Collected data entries
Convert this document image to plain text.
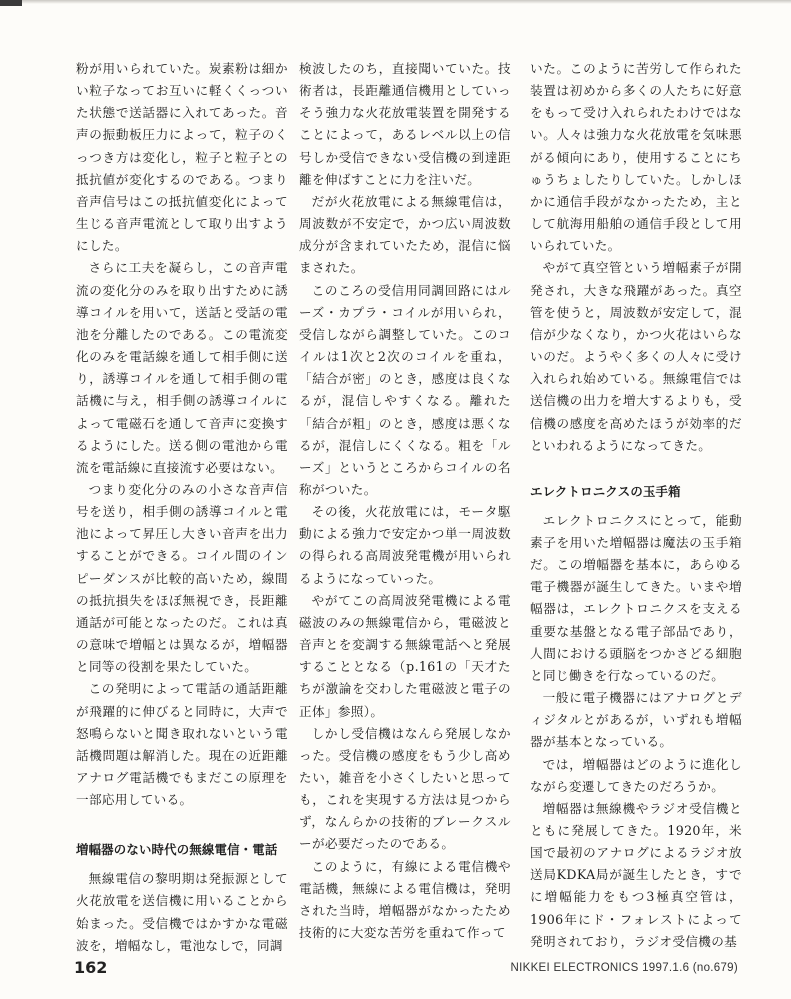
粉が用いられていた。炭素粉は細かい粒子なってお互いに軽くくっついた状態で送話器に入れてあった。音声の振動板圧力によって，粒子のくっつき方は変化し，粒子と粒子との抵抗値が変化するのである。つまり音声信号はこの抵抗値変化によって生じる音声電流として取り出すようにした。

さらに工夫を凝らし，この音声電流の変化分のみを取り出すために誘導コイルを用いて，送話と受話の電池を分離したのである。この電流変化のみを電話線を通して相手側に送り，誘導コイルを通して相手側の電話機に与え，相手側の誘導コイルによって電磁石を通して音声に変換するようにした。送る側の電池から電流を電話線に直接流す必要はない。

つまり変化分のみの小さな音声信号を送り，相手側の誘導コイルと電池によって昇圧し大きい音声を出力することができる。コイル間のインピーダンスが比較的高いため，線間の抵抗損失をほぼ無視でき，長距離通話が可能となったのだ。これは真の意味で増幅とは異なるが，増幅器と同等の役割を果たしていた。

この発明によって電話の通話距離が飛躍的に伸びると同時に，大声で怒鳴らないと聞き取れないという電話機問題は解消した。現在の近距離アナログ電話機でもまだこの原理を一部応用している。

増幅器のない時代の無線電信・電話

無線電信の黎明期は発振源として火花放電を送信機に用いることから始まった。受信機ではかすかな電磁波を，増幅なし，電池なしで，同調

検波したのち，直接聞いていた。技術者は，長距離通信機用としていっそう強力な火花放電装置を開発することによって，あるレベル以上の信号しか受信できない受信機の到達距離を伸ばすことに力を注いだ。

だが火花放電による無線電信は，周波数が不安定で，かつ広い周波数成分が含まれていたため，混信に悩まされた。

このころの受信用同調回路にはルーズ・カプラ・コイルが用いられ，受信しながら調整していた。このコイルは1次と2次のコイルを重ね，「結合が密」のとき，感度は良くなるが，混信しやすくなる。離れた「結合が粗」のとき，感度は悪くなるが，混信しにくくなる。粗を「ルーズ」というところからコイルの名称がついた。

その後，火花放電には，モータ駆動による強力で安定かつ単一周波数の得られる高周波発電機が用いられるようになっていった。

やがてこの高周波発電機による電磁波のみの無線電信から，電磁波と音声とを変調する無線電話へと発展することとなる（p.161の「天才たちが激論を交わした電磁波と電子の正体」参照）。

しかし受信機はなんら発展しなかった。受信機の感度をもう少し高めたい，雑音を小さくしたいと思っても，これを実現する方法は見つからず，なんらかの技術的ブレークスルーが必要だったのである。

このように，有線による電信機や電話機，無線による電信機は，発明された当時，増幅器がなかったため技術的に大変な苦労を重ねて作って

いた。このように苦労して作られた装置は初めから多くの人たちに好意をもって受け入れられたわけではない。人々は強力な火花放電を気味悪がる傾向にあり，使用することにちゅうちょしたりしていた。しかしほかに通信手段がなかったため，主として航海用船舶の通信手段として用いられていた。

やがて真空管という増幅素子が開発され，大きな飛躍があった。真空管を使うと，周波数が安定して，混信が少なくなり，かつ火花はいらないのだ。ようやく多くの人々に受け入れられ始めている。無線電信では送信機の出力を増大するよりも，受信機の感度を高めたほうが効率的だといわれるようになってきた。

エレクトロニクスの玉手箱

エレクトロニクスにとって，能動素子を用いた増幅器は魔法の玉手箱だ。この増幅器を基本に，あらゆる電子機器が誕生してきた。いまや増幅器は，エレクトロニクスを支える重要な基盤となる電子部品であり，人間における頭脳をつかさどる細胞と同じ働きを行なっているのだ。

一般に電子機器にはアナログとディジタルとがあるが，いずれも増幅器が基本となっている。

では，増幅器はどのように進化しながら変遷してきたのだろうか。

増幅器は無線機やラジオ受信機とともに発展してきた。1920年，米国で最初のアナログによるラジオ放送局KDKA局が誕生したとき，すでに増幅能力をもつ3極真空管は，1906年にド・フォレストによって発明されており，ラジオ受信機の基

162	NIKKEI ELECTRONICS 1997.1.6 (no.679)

(Problem to solve) Restate the records word for word, omitting images.

(The result)
Convert this document image to plain text.
粉が用いられていた。炭素粉は細かい粒子なってお互いに軽くくっついた状態で送話器に入れてあった。音声の振動板圧力によって，粒子のくっつき方は変化し，粒子と粒子との抵抗値が変化するのである。つまり音声信号はこの抵抗値変化によって生じる音声電流として取り出すようにした。

さらに工夫を凝らし，この音声電流の変化分のみを取り出すために誘導コイルを用いて，送話と受話の電池を分離したのである。この電流変化のみを電話線を通して相手側に送り，誘導コイルを通して相手側の電話機に与え，相手側の誘導コイルによって電磁石を通して音声に変換するようにした。送る側の電池から電流を電話線に直接流す必要はない。

つまり変化分のみの小さな音声信号を送り，相手側の誘導コイルと電池によって昇圧し大きい音声を出力することができる。コイル間のインピーダンスが比較的高いため，線間の抵抗損失をほぼ無視でき，長距離通話が可能となったのだ。これは真の意味で増幅とは異なるが，増幅器と同等の役割を果たしていた。

この発明によって電話の通話距離が飛躍的に伸びると同時に，大声で怒鳴らないと聞き取れないという電話機問題は解消した。現在の近距離アナログ電話機でもまだこの原理を一部応用している。

増幅器のない時代の無線電信・電話

無線電信の黎明期は発振源として火花放電を送信機に用いることから始まった。受信機ではかすかな電磁波を，増幅なし，電池なしで，同調

検波したのち，直接聞いていた。技術者は，長距離通信機用としていっそう強力な火花放電装置を開発することによって，あるレベル以上の信号しか受信できない受信機の到達距離を伸ばすことに力を注いだ。

だが火花放電による無線電信は，周波数が不安定で，かつ広い周波数成分が含まれていたため，混信に悩まされた。

このころの受信用同調回路にはルーズ・カプラ・コイルが用いられ，受信しながら調整していた。このコイルは1次と2次のコイルを重ね，「結合が密」のとき，感度は良くなるが，混信しやすくなる。離れた「結合が粗」のとき，感度は悪くなるが，混信しにくくなる。粗を「ルーズ」というところからコイルの名称がついた。

その後，火花放電には，モータ駆動による強力で安定かつ単一周波数の得られる高周波発電機が用いられるようになっていった。

やがてこの高周波発電機による電磁波のみの無線電信から，電磁波と音声とを変調する無線電話へと発展することとなる（p.161の「天才たちが激論を交わした電磁波と電子の正体」参照）。

しかし受信機はなんら発展しなかった。受信機の感度をもう少し高めたい，雑音を小さくしたいと思っても，これを実現する方法は見つからず，なんらかの技術的ブレークスルーが必要だったのである。

このように，有線による電信機や電話機，無線による電信機は，発明された当時，増幅器がなかったため技術的に大変な苦労を重ねて作って

いた。このように苦労して作られた装置は初めから多くの人たちに好意をもって受け入れられたわけではない。人々は強力な火花放電を気味悪がる傾向にあり，使用することにちゅうちょしたりしていた。しかしほかに通信手段がなかったため，主として航海用船舶の通信手段として用いられていた。

やがて真空管という増幅素子が開発され，大きな飛躍があった。真空管を使うと，周波数が安定して，混信が少なくなり，かつ火花はいらないのだ。ようやく多くの人々に受け入れられ始めている。無線電信では送信機の出力を増大するよりも，受信機の感度を高めたほうが効率的だといわれるようになってきた。

エレクトロニクスの玉手箱

エレクトロニクスにとって，能動素子を用いた増幅器は魔法の玉手箱だ。この増幅器を基本に，あらゆる電子機器が誕生してきた。いまや増幅器は，エレクトロニクスを支える重要な基盤となる電子部品であり，人間における頭脳をつかさどる細胞と同じ働きを行なっているのだ。

一般に電子機器にはアナログとディジタルとがあるが，いずれも増幅器が基本となっている。

では，増幅器はどのように進化しながら変遷してきたのだろうか。

増幅器は無線機やラジオ受信機とともに発展してきた。1920年，米国で最初のアナログによるラジオ放送局KDKA局が誕生したとき，すでに増幅能力をもつ3極真空管は，1906年にド・フォレストによって発明されており，ラジオ受信機の基

162	NIKKEI ELECTRONICS 1997.1.6 (no.679)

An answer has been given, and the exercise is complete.